- **Exercise prompt**:
Which lines of the records contain "dashed"? Collect every one of them.

+-------+

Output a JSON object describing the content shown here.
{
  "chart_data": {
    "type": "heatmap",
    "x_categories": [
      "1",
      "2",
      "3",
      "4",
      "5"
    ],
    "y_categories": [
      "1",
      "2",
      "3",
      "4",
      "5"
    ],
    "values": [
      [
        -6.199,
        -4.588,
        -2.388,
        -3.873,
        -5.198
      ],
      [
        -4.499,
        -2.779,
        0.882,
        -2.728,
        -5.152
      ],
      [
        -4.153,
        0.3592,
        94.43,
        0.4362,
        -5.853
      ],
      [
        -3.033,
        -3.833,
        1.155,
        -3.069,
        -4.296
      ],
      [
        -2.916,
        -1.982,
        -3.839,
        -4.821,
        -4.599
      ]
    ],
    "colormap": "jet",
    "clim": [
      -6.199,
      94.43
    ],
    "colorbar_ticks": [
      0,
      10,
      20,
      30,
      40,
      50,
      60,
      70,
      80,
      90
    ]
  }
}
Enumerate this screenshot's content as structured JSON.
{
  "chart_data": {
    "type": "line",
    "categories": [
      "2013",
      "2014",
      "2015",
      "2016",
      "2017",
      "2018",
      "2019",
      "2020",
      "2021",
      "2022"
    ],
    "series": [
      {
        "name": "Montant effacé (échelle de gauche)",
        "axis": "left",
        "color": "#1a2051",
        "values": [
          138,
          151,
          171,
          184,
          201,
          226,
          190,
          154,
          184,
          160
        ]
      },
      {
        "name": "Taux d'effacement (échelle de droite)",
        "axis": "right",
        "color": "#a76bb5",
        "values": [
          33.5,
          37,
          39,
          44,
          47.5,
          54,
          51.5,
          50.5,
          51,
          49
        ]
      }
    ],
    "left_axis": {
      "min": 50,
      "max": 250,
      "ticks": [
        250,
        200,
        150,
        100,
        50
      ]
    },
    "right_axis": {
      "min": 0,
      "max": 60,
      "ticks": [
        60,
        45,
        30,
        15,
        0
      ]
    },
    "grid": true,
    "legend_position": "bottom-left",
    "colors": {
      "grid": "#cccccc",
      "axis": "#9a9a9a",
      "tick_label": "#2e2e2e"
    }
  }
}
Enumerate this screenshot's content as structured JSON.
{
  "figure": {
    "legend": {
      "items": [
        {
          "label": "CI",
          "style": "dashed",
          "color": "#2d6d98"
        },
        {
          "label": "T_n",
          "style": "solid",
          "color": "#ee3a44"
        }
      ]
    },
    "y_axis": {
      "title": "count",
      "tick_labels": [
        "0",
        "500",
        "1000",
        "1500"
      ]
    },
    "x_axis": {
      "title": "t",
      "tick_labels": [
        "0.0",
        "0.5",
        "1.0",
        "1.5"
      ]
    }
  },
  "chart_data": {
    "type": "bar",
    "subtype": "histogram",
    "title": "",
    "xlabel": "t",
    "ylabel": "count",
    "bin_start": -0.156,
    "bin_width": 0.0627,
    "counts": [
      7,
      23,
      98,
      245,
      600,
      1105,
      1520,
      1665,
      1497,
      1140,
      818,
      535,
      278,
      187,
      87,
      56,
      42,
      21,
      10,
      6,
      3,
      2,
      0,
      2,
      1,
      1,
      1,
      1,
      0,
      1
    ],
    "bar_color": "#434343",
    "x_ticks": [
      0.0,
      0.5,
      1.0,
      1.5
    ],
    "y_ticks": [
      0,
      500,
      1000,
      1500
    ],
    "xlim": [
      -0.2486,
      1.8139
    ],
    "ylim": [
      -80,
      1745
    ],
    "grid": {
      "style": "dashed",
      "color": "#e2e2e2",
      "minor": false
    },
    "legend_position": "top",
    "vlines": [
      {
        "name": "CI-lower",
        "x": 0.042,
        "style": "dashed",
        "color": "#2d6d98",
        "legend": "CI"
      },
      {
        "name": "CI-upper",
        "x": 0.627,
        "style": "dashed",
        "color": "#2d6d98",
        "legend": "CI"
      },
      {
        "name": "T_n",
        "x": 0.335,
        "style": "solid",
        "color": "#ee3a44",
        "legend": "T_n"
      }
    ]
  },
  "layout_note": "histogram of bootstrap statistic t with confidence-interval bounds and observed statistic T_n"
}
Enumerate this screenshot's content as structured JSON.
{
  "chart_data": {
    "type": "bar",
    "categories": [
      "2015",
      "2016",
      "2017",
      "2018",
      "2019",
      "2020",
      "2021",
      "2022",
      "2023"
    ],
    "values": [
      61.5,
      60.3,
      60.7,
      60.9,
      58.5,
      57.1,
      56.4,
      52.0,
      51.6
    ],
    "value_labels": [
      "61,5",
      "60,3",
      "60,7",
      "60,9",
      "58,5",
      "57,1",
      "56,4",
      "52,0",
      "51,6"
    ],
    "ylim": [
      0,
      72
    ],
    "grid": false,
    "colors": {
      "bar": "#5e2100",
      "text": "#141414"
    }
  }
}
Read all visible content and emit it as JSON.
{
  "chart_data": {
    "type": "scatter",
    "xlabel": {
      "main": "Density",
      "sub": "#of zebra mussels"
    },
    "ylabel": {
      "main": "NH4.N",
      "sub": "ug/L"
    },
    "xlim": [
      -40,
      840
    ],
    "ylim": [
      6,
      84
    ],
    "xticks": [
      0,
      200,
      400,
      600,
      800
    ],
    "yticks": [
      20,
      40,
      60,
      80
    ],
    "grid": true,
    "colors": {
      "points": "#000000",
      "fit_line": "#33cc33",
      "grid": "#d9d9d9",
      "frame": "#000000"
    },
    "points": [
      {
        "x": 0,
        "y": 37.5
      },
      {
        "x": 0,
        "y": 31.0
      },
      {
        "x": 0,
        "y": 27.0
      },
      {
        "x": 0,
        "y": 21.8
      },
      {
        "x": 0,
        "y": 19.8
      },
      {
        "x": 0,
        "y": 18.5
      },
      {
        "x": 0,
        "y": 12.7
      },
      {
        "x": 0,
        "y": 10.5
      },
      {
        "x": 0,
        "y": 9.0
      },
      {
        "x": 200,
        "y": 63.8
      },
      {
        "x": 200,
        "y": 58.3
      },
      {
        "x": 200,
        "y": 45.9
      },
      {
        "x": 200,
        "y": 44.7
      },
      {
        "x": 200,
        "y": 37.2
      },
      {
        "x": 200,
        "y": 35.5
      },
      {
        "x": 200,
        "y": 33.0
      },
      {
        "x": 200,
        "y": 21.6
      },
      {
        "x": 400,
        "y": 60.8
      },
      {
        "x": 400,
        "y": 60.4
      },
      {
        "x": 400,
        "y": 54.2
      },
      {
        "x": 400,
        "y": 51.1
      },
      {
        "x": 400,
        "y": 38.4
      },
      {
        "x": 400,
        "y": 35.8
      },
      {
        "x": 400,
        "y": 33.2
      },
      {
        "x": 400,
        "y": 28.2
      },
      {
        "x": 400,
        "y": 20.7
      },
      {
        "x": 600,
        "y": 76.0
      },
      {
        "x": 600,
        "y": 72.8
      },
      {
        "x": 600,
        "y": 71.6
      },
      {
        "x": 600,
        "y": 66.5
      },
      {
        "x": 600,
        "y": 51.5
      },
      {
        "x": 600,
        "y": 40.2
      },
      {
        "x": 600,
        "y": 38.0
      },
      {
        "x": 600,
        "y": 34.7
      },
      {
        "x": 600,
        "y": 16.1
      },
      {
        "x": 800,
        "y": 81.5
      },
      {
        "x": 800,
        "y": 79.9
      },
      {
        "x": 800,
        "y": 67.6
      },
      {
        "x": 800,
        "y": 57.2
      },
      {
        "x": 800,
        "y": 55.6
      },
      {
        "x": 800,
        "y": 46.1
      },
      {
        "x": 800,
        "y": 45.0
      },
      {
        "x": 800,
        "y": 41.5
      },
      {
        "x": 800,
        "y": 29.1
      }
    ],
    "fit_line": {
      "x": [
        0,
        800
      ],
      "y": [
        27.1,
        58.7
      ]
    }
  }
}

+-------+

- **Task solution**:
          "style": "dashed",
      "style": "dashed",
        "style": "dashed",
        "style": "dashed",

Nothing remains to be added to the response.